### [Task description]
Your output is the line containing "Read all visible content and emit it as JSON." plus all lines after it to the end of the records, reproduced exactly, with nothing else.

### [Provided data]
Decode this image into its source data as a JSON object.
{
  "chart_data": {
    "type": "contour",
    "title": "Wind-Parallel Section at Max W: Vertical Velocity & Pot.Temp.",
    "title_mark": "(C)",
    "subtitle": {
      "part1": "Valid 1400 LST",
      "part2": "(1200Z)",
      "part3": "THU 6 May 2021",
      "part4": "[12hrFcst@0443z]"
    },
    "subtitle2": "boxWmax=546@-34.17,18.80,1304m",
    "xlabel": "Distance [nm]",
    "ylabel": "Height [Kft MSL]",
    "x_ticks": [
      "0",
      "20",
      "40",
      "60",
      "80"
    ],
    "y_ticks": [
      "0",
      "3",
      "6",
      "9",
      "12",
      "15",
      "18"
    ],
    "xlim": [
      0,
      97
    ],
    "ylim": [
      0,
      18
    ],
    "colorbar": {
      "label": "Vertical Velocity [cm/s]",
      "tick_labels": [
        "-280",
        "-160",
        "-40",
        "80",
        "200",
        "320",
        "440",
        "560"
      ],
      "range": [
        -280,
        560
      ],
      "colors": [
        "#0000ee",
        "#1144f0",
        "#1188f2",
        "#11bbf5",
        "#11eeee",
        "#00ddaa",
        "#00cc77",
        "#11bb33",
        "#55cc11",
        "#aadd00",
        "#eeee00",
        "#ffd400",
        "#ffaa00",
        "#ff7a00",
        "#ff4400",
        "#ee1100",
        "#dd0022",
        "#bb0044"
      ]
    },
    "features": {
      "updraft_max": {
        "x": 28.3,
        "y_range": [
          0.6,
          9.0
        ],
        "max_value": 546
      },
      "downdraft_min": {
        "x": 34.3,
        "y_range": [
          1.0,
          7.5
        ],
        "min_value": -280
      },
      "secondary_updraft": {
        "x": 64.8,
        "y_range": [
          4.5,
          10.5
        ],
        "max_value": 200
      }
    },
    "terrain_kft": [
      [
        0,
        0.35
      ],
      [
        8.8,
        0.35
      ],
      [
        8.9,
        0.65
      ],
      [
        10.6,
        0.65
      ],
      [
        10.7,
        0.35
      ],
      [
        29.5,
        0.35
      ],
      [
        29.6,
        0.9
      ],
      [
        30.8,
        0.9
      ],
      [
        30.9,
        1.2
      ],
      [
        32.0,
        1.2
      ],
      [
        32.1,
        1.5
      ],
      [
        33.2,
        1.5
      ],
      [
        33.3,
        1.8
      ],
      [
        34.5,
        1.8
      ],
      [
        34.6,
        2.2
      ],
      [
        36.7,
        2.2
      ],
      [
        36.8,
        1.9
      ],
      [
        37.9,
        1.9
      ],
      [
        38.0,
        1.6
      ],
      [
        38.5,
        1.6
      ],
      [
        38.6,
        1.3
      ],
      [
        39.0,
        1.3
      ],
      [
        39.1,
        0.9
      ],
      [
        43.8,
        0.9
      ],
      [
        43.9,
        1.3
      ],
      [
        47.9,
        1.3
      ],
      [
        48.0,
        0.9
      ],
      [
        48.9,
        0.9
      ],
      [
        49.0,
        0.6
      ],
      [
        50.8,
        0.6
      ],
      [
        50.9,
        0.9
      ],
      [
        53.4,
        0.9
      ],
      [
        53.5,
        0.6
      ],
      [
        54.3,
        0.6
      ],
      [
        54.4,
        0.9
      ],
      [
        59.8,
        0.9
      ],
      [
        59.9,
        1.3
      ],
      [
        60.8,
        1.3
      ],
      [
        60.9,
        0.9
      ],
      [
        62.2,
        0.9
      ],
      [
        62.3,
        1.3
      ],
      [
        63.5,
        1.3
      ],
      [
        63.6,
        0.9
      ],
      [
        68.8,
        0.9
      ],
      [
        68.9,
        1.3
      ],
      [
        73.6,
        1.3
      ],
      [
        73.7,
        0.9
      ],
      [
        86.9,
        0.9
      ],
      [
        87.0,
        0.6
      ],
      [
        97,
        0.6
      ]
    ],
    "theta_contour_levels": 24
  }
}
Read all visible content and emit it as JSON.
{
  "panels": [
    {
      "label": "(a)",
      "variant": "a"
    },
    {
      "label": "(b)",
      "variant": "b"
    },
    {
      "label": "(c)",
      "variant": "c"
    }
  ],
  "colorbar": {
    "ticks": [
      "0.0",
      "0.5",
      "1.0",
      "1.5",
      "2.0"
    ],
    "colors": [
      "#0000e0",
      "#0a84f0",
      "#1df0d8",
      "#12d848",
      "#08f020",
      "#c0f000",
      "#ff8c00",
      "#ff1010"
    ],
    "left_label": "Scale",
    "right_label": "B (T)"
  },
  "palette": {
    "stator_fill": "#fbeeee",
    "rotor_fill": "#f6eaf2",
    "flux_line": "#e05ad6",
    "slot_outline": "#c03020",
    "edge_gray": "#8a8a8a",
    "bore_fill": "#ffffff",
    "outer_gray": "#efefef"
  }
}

### [Worked solution]
Read all visible content and emit it as JSON.
{
  "panels": [
    {
      "label": "(a)",
      "variant": "a"
    },
    {
      "label": "(b)",
      "variant": "b"
    },
    {
      "label": "(c)",
      "variant": "c"
    }
  ],
  "colorbar": {
    "ticks": [
      "0.0",
      "0.5",
      "1.0",
      "1.5",
      "2.0"
    ],
    "colors": [
      "#0000e0",
      "#0a84f0",
      "#1df0d8",
      "#12d848",
      "#08f020",
      "#c0f000",
      "#ff8c00",
      "#ff1010"
    ],
    "left_label": "Scale",
    "right_label": "B (T)"
  },
  "palette": {
    "stator_fill": "#fbeeee",
    "rotor_fill": "#f6eaf2",
    "flux_line": "#e05ad6",
    "slot_outline": "#c03020",
    "edge_gray": "#8a8a8a",
    "bore_fill": "#ffffff",
    "outer_gray": "#efefef"
  }
}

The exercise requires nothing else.